Return each line containing the string "Digital".

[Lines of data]
- - - - - - -

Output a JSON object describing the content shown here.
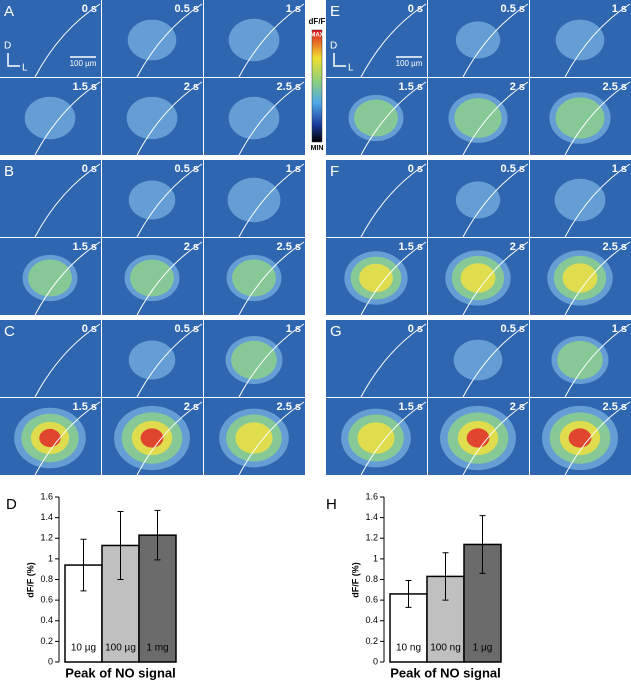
{
  "panels": [
    {
      "label": "A",
      "times": [
        "0 s",
        "0.5 s",
        "1 s",
        "1.5 s",
        "2 s",
        "2.5 s"
      ],
      "scale": {
        "dorsal": "D",
        "lateral": "L",
        "bar": "100 µm"
      }
    },
    {
      "label": "B",
      "times": [
        "0 s",
        "0.5 s",
        "1 s",
        "1.5 s",
        "2 s",
        "2.5 s"
      ]
    },
    {
      "label": "C",
      "times": [
        "0 s",
        "0.5 s",
        "1 s",
        "1.5 s",
        "2 s",
        "2.5 s"
      ]
    },
    {
      "label": "E",
      "times": [
        "0 s",
        "0.5 s",
        "1 s",
        "1.5 s",
        "2 s",
        "2.5 s"
      ],
      "scale": {
        "dorsal": "D",
        "lateral": "L",
        "bar": "100 µm"
      }
    },
    {
      "label": "F",
      "times": [
        "0 s",
        "0.5 s",
        "1 s",
        "1.5 s",
        "2 s",
        "2.5 s"
      ]
    },
    {
      "label": "G",
      "times": [
        "0 s",
        "0.5 s",
        "1 s",
        "1.5 s",
        "2 s",
        "2.5 s"
      ]
    }
  ],
  "colorbar": {
    "title": "dF/F",
    "max": "MAX",
    "min": "MIN"
  },
  "chart_data": [
    {
      "type": "bar",
      "panel_label": "D",
      "ylabel": "dF/F (%)",
      "xlabel": "Peak of NO signal",
      "categories": [
        "10 µg",
        "100 µg",
        "1 mg"
      ],
      "values": [
        0.94,
        1.13,
        1.23
      ],
      "errors": [
        0.25,
        0.33,
        0.24
      ],
      "colors": [
        "#ffffff",
        "#c0c0c0",
        "#6b6b6b"
      ],
      "ylim": [
        0,
        1.6
      ],
      "yticks": [
        0,
        0.2,
        0.4,
        0.6,
        0.8,
        1,
        1.2,
        1.4,
        1.6
      ]
    },
    {
      "type": "bar",
      "panel_label": "H",
      "ylabel": "dF/F (%)",
      "xlabel": "Peak of NO signal",
      "categories": [
        "10 ng",
        "100 ng",
        "1 µg"
      ],
      "values": [
        0.66,
        0.83,
        1.14
      ],
      "errors": [
        0.13,
        0.23,
        0.28
      ],
      "colors": [
        "#ffffff",
        "#c0c0c0",
        "#6b6b6b"
      ],
      "ylim": [
        0,
        1.6
      ],
      "yticks": [
        0,
        0.2,
        0.4,
        0.6,
        0.8,
        1,
        1.2,
        1.4,
        1.6
      ]
    }
  ]
}
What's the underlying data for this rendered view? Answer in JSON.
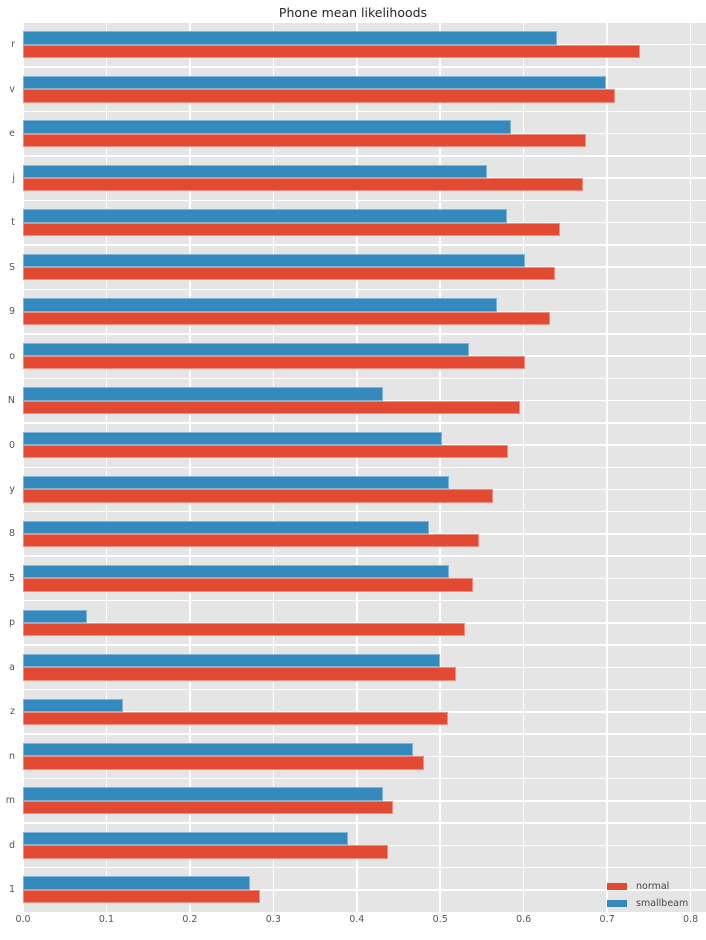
{
  "chart_data": {
    "type": "bar",
    "orientation": "horizontal",
    "title": "Phone mean likelihoods",
    "xlabel": "",
    "ylabel": "",
    "grid": true,
    "categories": [
      "r",
      "v",
      "e",
      "j",
      "t",
      "S",
      "9",
      "o",
      "N",
      "0",
      "y",
      "8",
      "5",
      "p",
      "a",
      "z",
      "n",
      "m",
      "d",
      "1"
    ],
    "series": [
      {
        "name": "normal",
        "color": "#E24A33",
        "slot": 1,
        "values": [
          0.74,
          0.709,
          0.675,
          0.671,
          0.643,
          0.637,
          0.631,
          0.602,
          0.596,
          0.581,
          0.563,
          0.546,
          0.539,
          0.53,
          0.519,
          0.509,
          0.481,
          0.444,
          0.437,
          0.284
        ]
      },
      {
        "name": "smallbeam",
        "color": "#348ABD",
        "slot": 0,
        "values": [
          0.64,
          0.699,
          0.585,
          0.556,
          0.58,
          0.602,
          0.568,
          0.535,
          0.431,
          0.502,
          0.51,
          0.487,
          0.51,
          0.077,
          0.5,
          0.12,
          0.467,
          0.431,
          0.39,
          0.272
        ]
      }
    ],
    "x_axis": {
      "min": 0,
      "max_visible": 0.8,
      "max_plot": 0.8185,
      "tick_labels": [
        "0.0",
        "0.1",
        "0.2",
        "0.3",
        "0.4",
        "0.5",
        "0.6",
        "0.7",
        "0.8"
      ],
      "tick_values": [
        0,
        0.1,
        0.2,
        0.3,
        0.4,
        0.5,
        0.6,
        0.7,
        0.8
      ]
    },
    "legend": {
      "position": "lower right",
      "entries": [
        {
          "label": "normal",
          "color": "#E24A33"
        },
        {
          "label": "smallbeam",
          "color": "#348ABD"
        }
      ]
    },
    "style": {
      "plot_bg": "#E5E5E5",
      "grid_color": "#FFFFFF",
      "tick_label_color": "#555555",
      "title_color": "#262626"
    }
  }
}
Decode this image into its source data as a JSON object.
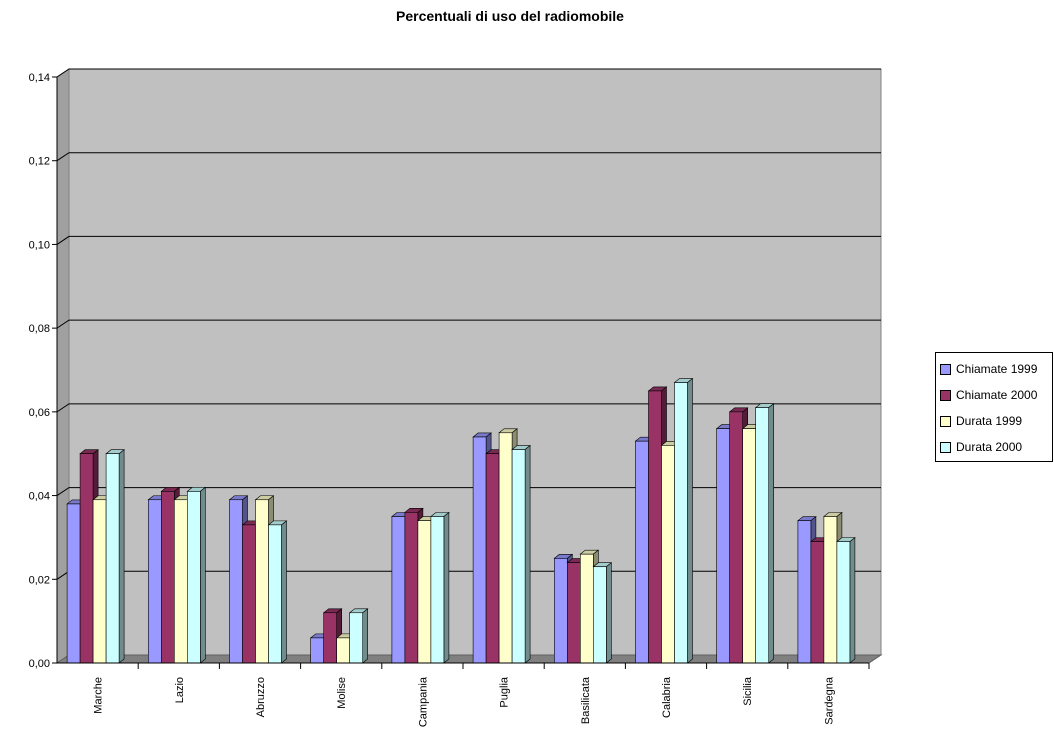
{
  "chart_data": {
    "type": "bar",
    "title": "Percentuali di uso del radiomobile",
    "categories": [
      "Marche",
      "Lazio",
      "Abruzzo",
      "Molise",
      "Campania",
      "Puglia",
      "Basilicata",
      "Calabria",
      "Sicilia",
      "Sardegna"
    ],
    "series": [
      {
        "name": "Chiamate 1999",
        "color": "#9999ff",
        "values": [
          0.038,
          0.039,
          0.039,
          0.006,
          0.035,
          0.054,
          0.025,
          0.053,
          0.056,
          0.034
        ]
      },
      {
        "name": "Chiamate 2000",
        "color": "#993366",
        "values": [
          0.05,
          0.041,
          0.033,
          0.012,
          0.036,
          0.05,
          0.024,
          0.065,
          0.06,
          0.029
        ]
      },
      {
        "name": "Durata 1999",
        "color": "#ffffcc",
        "values": [
          0.039,
          0.039,
          0.039,
          0.006,
          0.034,
          0.055,
          0.026,
          0.052,
          0.056,
          0.035
        ]
      },
      {
        "name": "Durata 2000",
        "color": "#ccffff",
        "values": [
          0.05,
          0.041,
          0.033,
          0.012,
          0.035,
          0.051,
          0.023,
          0.067,
          0.061,
          0.029
        ]
      }
    ],
    "yticks": [
      "0,00",
      "0,02",
      "0,04",
      "0,06",
      "0,08",
      "0,10",
      "0,12",
      "0,14"
    ],
    "ylim": [
      0,
      0.14
    ],
    "grid": true,
    "legend_position": "right",
    "background_color": "#c0c0c0"
  }
}
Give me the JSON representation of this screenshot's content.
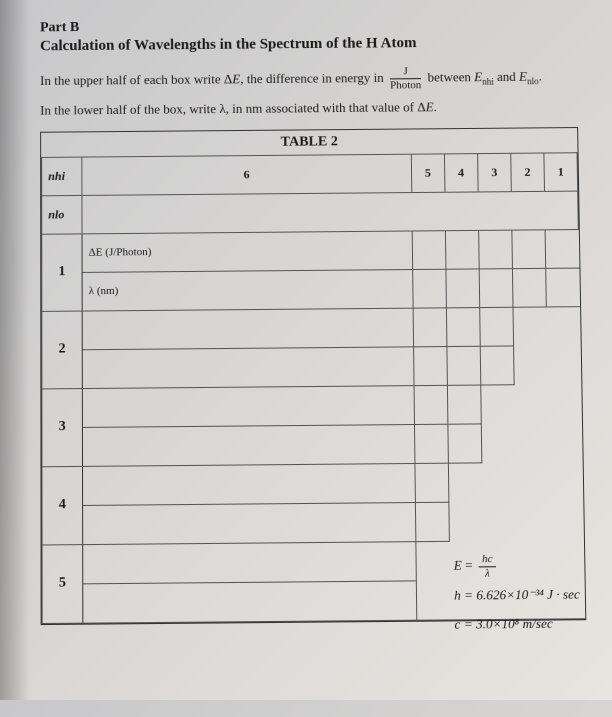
{
  "header": {
    "part": "Part B",
    "title": "Calculation of Wavelengths in the Spectrum of the H Atom"
  },
  "instructions": {
    "line1_pre": "In the upper half of each box write Δ",
    "line1_E": "E",
    "line1_mid": ", the difference in energy in ",
    "frac_num": "J",
    "frac_den": "Photon",
    "line1_between": " between ",
    "line1_Enhi": "E",
    "line1_nhi_sub": "nhi",
    "line1_and": " and ",
    "line1_Enlo": "E",
    "line1_nlo_sub": "nlo",
    "line1_end": ".",
    "line2_pre": "In the lower half of the box, write λ, in nm associated with that value of Δ",
    "line2_E": "E",
    "line2_end": "."
  },
  "table": {
    "title": "TABLE 2",
    "col_headers": [
      "6",
      "5",
      "4",
      "3",
      "2",
      "1"
    ],
    "nhi_label": "nhi",
    "nlo_label": "nlo",
    "row_labels": [
      "1",
      "2",
      "3",
      "4",
      "5"
    ],
    "cell_top": "ΔE (J/Photon)",
    "cell_bot": "λ (nm)"
  },
  "constants": {
    "eq1_lhs": "E",
    "eq1_eq": " = ",
    "eq1_num": "hc",
    "eq1_den": "λ",
    "eq2": "h = 6.626×10⁻³⁴ J · sec",
    "eq3": "c = 3.0×10⁸ m/sec"
  }
}
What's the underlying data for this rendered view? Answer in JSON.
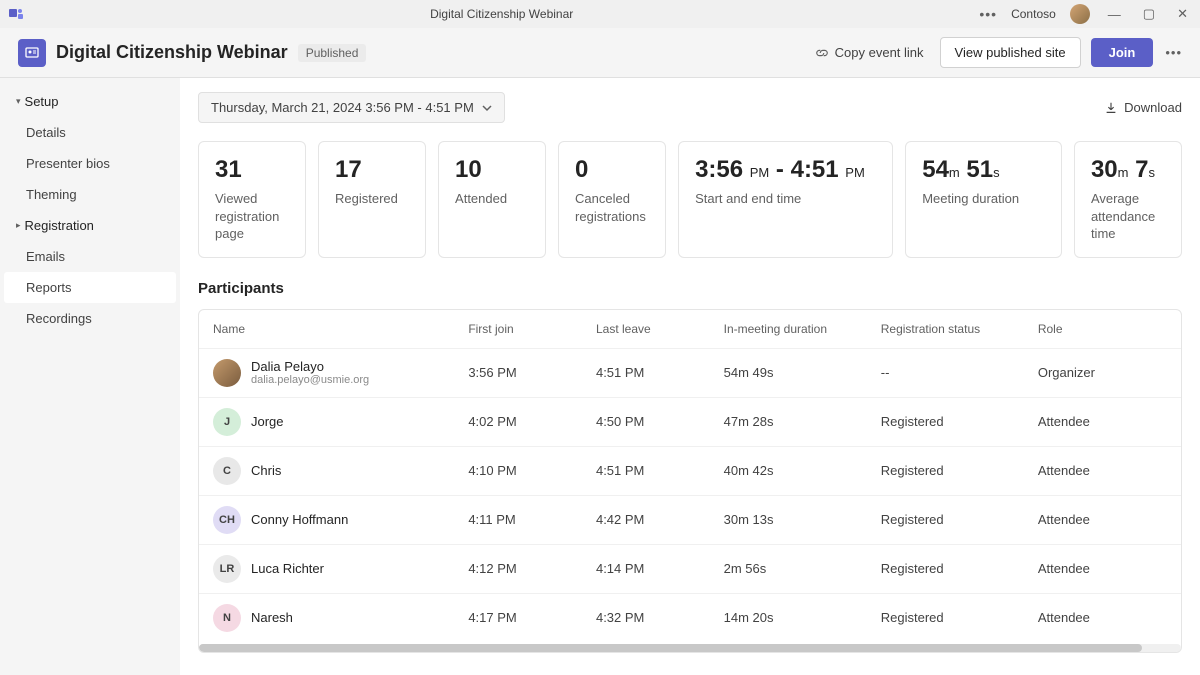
{
  "window": {
    "title": "Digital Citizenship Webinar",
    "org": "Contoso"
  },
  "toolbar": {
    "event_title": "Digital Citizenship Webinar",
    "status_badge": "Published",
    "copy_link_label": "Copy event link",
    "view_site_label": "View published site",
    "join_label": "Join"
  },
  "sidebar": {
    "groups": [
      {
        "label": "Setup",
        "expanded": true,
        "items": [
          "Details",
          "Presenter bios",
          "Theming"
        ]
      },
      {
        "label": "Registration",
        "expanded": false,
        "items": []
      }
    ],
    "flat_items": [
      "Emails",
      "Reports",
      "Recordings"
    ],
    "active_item": "Reports"
  },
  "filter": {
    "date_range": "Thursday, March 21, 2024 3:56 PM - 4:51 PM",
    "download_label": "Download"
  },
  "metrics": [
    {
      "value_html": "31",
      "label": "Viewed registration page",
      "size": "small"
    },
    {
      "value_html": "17",
      "label": "Registered",
      "size": "small"
    },
    {
      "value_html": "10",
      "label": "Attended",
      "size": "small"
    },
    {
      "value_html": "0",
      "label": "Canceled registrations",
      "size": "small"
    },
    {
      "value_html": "3:56 <span class='unit'>PM</span> - 4:51 <span class='unit'>PM</span>",
      "label": "Start and end time",
      "size": "med"
    },
    {
      "value_html": "54<span class='unit'>m</span> 51<span class='unit'>s</span>",
      "label": "Meeting duration",
      "size": "lg"
    },
    {
      "value_html": "30<span class='unit'>m</span> 7<span class='unit'>s</span>",
      "label": "Average attendance time",
      "size": "small"
    }
  ],
  "participants": {
    "title": "Participants",
    "columns": [
      "Name",
      "First join",
      "Last leave",
      "In-meeting duration",
      "Registration status",
      "Role"
    ],
    "rows": [
      {
        "name": "Dalia Pelayo",
        "email": "dalia.pelayo@usmie.org",
        "initials": "",
        "avatar_photo": true,
        "avatar_bg": "#c49a6c",
        "first_join": "3:56 PM",
        "last_leave": "4:51 PM",
        "duration": "54m 49s",
        "reg_status": "--",
        "role": "Organizer"
      },
      {
        "name": "Jorge",
        "email": "",
        "initials": "J",
        "avatar_photo": false,
        "avatar_bg": "#d4eed9",
        "first_join": "4:02 PM",
        "last_leave": "4:50 PM",
        "duration": "47m 28s",
        "reg_status": "Registered",
        "role": "Attendee"
      },
      {
        "name": "Chris",
        "email": "",
        "initials": "C",
        "avatar_photo": false,
        "avatar_bg": "#e8e8e8",
        "first_join": "4:10 PM",
        "last_leave": "4:51 PM",
        "duration": "40m 42s",
        "reg_status": "Registered",
        "role": "Attendee"
      },
      {
        "name": "Conny Hoffmann",
        "email": "",
        "initials": "CH",
        "avatar_photo": false,
        "avatar_bg": "#e0dcf5",
        "first_join": "4:11 PM",
        "last_leave": "4:42 PM",
        "duration": "30m 13s",
        "reg_status": "Registered",
        "role": "Attendee"
      },
      {
        "name": "Luca Richter",
        "email": "",
        "initials": "LR",
        "avatar_photo": false,
        "avatar_bg": "#eaeaea",
        "first_join": "4:12 PM",
        "last_leave": "4:14 PM",
        "duration": "2m 56s",
        "reg_status": "Registered",
        "role": "Attendee"
      },
      {
        "name": "Naresh",
        "email": "",
        "initials": "N",
        "avatar_photo": false,
        "avatar_bg": "#f5d9e3",
        "first_join": "4:17 PM",
        "last_leave": "4:32 PM",
        "duration": "14m 20s",
        "reg_status": "Registered",
        "role": "Attendee"
      }
    ]
  },
  "colors": {
    "primary": "#5b5fc7",
    "border": "#e5e5e5",
    "text_muted": "#616161"
  }
}
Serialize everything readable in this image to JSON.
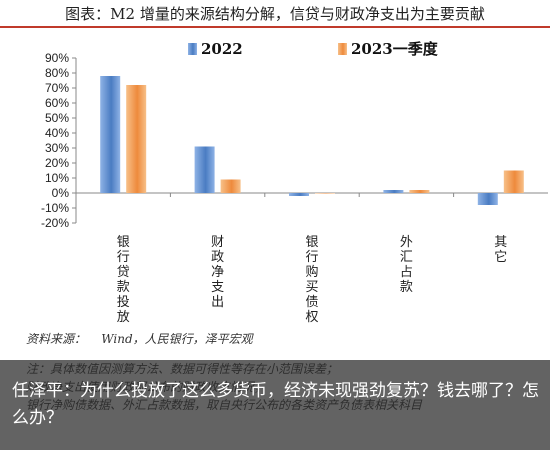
{
  "chart_data": {
    "type": "bar",
    "title": "图表：M2 增量的来源结构分解，信贷与财政净支出为主要贡献",
    "categories": [
      "银行贷款投放",
      "财政净支出",
      "银行购买债权",
      "外汇占款",
      "其它"
    ],
    "series": [
      {
        "name": "2022",
        "values": [
          78,
          31,
          -2,
          2,
          -8
        ]
      },
      {
        "name": "2023一季度",
        "values": [
          72,
          9,
          0,
          2,
          15
        ]
      }
    ],
    "ylim": [
      -20,
      90
    ],
    "yticks": [
      "90%",
      "80%",
      "70%",
      "60%",
      "50%",
      "40%",
      "30%",
      "20%",
      "10%",
      "0%",
      "-10%",
      "-20%"
    ],
    "ytick_values": [
      90,
      80,
      70,
      60,
      50,
      40,
      30,
      20,
      10,
      0,
      -10,
      -20
    ],
    "legend_position": "top",
    "grid": false,
    "colors": {
      "2022": "#4a7cc2",
      "2023一季度": "#ee8a3c"
    }
  },
  "source": {
    "label": "资料来源：",
    "text": "Wind，人民银行，泽平宏观"
  },
  "notes": [
    "注：具体数值因测算方法、数据可得性等存在小范围误差；",
    "财政净支出使用财政部公布的财政收支情况；",
    "银行净购债数据、外汇占款数据，取自央行公布的各类资产负债表相关科目"
  ],
  "overlay": {
    "headline": "任泽平：为什么投放了这么多货币，经济未现强劲复苏？钱去哪了？怎么办？"
  }
}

- - - - - - -

-- Completed task --
    "title": "Digital Citizenship Webinar",
    "event_title": "Digital Citizenship Webinar",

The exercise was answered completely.